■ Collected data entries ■

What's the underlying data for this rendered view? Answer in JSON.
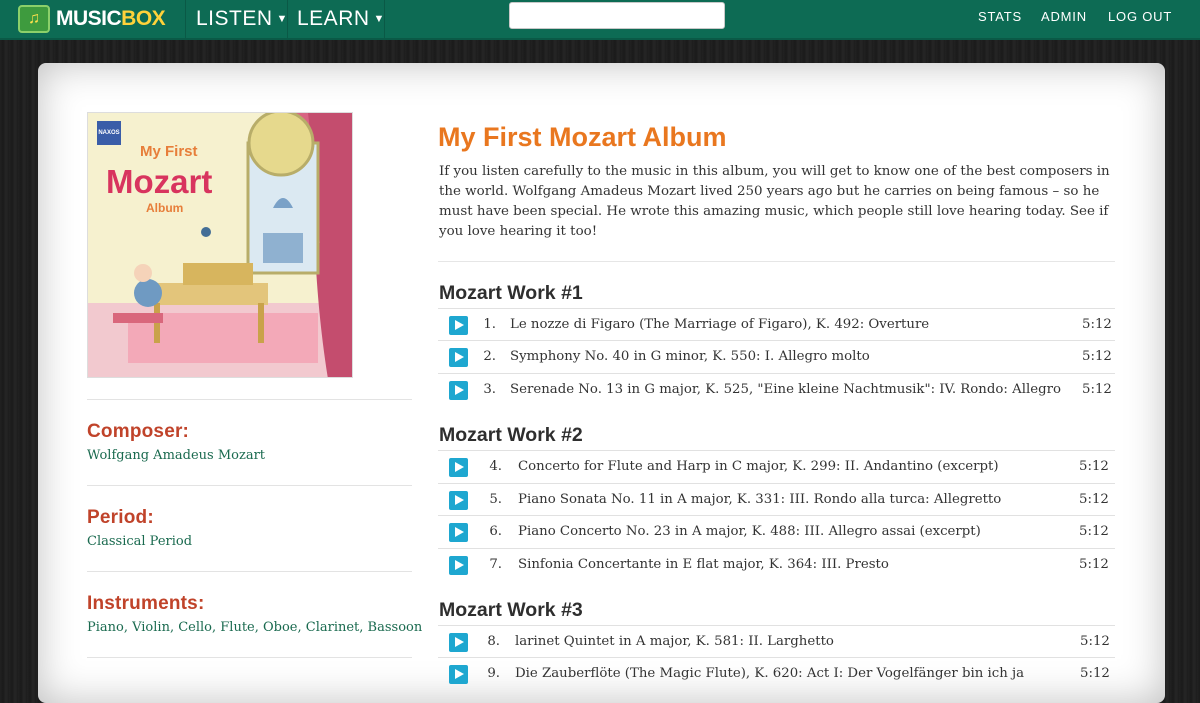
{
  "header": {
    "logo_music": "MUSIC",
    "logo_box": "BOX",
    "nav": [
      {
        "label": "LISTEN"
      },
      {
        "label": "LEARN"
      }
    ],
    "search_placeholder": "",
    "right_nav": [
      {
        "label": "STATS"
      },
      {
        "label": "ADMIN"
      },
      {
        "label": "LOG OUT"
      }
    ]
  },
  "sidebar": {
    "cover_text": {
      "line1": "My First",
      "line2": "Mozart",
      "line3": "Album",
      "label": "NAXOS"
    },
    "composer_label": "Composer:",
    "composer_value": "Wolfgang Amadeus Mozart",
    "period_label": "Period:",
    "period_value": "Classical Period",
    "instruments_label": "Instruments:",
    "instruments_value": "Piano, Violin, Cello, Flute, Oboe, Clarinet, Bassoon"
  },
  "album": {
    "title": "My First Mozart Album",
    "description": "If you listen carefully to the music in this album, you will get to know one of the best composers in the world. Wolfgang Amadeus Mozart lived 250 years ago but he carries on being famous – so he must have been special. He wrote this amazing music, which people still love hearing today. See if you love hearing it too!"
  },
  "works": [
    {
      "title": "Mozart Work #1",
      "tracks": [
        {
          "num": "1.",
          "name": "Le nozze di Figaro (The Marriage of Figaro), K. 492: Overture",
          "dur": "5:12"
        },
        {
          "num": "2.",
          "name": "Symphony No. 40 in G minor, K. 550: I. Allegro molto",
          "dur": "5:12"
        },
        {
          "num": "3.",
          "name": "Serenade No. 13 in G major, K. 525, \"Eine kleine Nachtmusik\": IV. Rondo: Allegro",
          "dur": "5:12"
        }
      ]
    },
    {
      "title": "Mozart Work #2",
      "tracks": [
        {
          "num": "4.",
          "name": "Concerto for Flute and Harp in C major, K. 299: II. Andantino (excerpt)",
          "dur": "5:12"
        },
        {
          "num": "5.",
          "name": "Piano Sonata No. 11 in A major, K. 331: III. Rondo alla turca: Allegretto",
          "dur": "5:12"
        },
        {
          "num": "6.",
          "name": "Piano Concerto No. 23 in A major, K. 488: III. Allegro assai (excerpt)",
          "dur": "5:12"
        },
        {
          "num": "7.",
          "name": "Sinfonia Concertante in E flat major, K. 364: III. Presto",
          "dur": "5:12"
        }
      ]
    },
    {
      "title": "Mozart Work #3",
      "tracks": [
        {
          "num": "8.",
          "name": "larinet Quintet in A major, K. 581: II. Larghetto",
          "dur": "5:12"
        },
        {
          "num": "9.",
          "name": "Die Zauberflöte (The Magic Flute), K. 620: Act I: Der Vogelfänger bin ich ja",
          "dur": "5:12"
        }
      ]
    }
  ]
}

■ THE EXERCISE ■
All lines in the data that contain the word "title" should be copied.

■ OUTPUT BELOW ■
    "title": "My First Mozart Album",
      "title": "Mozart Work #1",
      "title": "Mozart Work #2",
      "title": "Mozart Work #3",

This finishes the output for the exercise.